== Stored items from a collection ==
# # # #

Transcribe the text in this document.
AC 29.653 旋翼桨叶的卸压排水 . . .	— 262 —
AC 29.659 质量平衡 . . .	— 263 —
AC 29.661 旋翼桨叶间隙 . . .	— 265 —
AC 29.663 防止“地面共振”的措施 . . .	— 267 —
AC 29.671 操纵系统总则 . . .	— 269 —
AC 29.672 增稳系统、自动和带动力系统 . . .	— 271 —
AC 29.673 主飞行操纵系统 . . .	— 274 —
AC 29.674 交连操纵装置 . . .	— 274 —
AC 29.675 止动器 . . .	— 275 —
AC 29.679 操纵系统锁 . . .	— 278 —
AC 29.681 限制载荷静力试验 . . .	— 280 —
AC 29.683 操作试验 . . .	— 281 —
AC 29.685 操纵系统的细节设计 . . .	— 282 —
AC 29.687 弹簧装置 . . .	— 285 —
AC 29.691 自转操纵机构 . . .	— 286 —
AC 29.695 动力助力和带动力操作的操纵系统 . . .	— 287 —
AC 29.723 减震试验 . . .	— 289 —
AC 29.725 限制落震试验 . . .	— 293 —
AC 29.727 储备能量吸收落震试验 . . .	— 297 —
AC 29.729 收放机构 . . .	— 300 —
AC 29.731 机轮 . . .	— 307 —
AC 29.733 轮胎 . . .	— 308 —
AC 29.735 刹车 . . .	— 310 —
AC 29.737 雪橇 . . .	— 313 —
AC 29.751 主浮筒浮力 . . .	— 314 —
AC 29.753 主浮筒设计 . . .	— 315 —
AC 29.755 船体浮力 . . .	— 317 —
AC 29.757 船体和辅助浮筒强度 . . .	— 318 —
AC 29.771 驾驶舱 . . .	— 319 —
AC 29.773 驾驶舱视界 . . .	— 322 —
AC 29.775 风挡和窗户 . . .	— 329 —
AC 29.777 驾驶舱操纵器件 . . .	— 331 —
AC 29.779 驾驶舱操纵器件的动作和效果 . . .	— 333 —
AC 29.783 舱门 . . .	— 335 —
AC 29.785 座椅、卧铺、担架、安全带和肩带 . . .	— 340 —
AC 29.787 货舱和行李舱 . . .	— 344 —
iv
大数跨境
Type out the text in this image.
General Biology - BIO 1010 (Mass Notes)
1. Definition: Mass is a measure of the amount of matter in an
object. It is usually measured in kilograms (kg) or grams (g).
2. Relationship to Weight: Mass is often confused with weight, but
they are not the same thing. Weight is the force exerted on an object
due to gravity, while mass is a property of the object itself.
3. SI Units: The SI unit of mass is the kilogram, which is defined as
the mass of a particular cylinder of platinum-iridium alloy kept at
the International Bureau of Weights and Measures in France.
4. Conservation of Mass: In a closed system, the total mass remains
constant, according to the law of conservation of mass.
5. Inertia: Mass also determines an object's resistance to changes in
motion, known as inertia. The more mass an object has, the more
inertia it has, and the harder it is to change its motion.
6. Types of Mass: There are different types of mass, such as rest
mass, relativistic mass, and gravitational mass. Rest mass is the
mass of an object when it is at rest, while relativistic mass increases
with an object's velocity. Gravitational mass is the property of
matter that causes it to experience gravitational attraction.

# # # #

== Your task ==
Print every line of the records exactly. Omit nothing.

== Finished exercise ==
Transcribe the text in this document.
AC 29.653 旋翼桨叶的卸压排水 . . .	— 262 —
AC 29.659 质量平衡 . . .	— 263 —
AC 29.661 旋翼桨叶间隙 . . .	— 265 —
AC 29.663 防止“地面共振”的措施 . . .	— 267 —
AC 29.671 操纵系统总则 . . .	— 269 —
AC 29.672 增稳系统、自动和带动力系统 . . .	— 271 —
AC 29.673 主飞行操纵系统 . . .	— 274 —
AC 29.674 交连操纵装置 . . .	— 274 —
AC 29.675 止动器 . . .	— 275 —
AC 29.679 操纵系统锁 . . .	— 278 —
AC 29.681 限制载荷静力试验 . . .	— 280 —
AC 29.683 操作试验 . . .	— 281 —
AC 29.685 操纵系统的细节设计 . . .	— 282 —
AC 29.687 弹簧装置 . . .	— 285 —
AC 29.691 自转操纵机构 . . .	— 286 —
AC 29.695 动力助力和带动力操作的操纵系统 . . .	— 287 —
AC 29.723 减震试验 . . .	— 289 —
AC 29.725 限制落震试验 . . .	— 293 —
AC 29.727 储备能量吸收落震试验 . . .	— 297 —
AC 29.729 收放机构 . . .	— 300 —
AC 29.731 机轮 . . .	— 307 —
AC 29.733 轮胎 . . .	— 308 —
AC 29.735 刹车 . . .	— 310 —
AC 29.737 雪橇 . . .	— 313 —
AC 29.751 主浮筒浮力 . . .	— 314 —
AC 29.753 主浮筒设计 . . .	— 315 —
AC 29.755 船体浮力 . . .	— 317 —
AC 29.757 船体和辅助浮筒强度 . . .	— 318 —
AC 29.771 驾驶舱 . . .	— 319 —
AC 29.773 驾驶舱视界 . . .	— 322 —
AC 29.775 风挡和窗户 . . .	— 329 —
AC 29.777 驾驶舱操纵器件 . . .	— 331 —
AC 29.779 驾驶舱操纵器件的动作和效果 . . .	— 333 —
AC 29.783 舱门 . . .	— 335 —
AC 29.785 座椅、卧铺、担架、安全带和肩带 . . .	— 340 —
AC 29.787 货舱和行李舱 . . .	— 344 —
iv
大数跨境
Type out the text in this image.
General Biology - BIO 1010 (Mass Notes)
1. Definition: Mass is a measure of the amount of matter in an
object. It is usually measured in kilograms (kg) or grams (g).
2. Relationship to Weight: Mass is often confused with weight, but
they are not the same thing. Weight is the force exerted on an object
due to gravity, while mass is a property of the object itself.
3. SI Units: The SI unit of mass is the kilogram, which is defined as
the mass of a particular cylinder of platinum-iridium alloy kept at
the International Bureau of Weights and Measures in France.
4. Conservation of Mass: In a closed system, the total mass remains
constant, according to the law of conservation of mass.
5. Inertia: Mass also determines an object's resistance to changes in
motion, known as inertia. The more mass an object has, the more
inertia it has, and the harder it is to change its motion.
6. Types of Mass: There are different types of mass, such as rest
mass, relativistic mass, and gravitational mass. Rest mass is the
mass of an object when it is at rest, while relativistic mass increases
with an object's velocity. Gravitational mass is the property of
matter that causes it to experience gravitational attraction.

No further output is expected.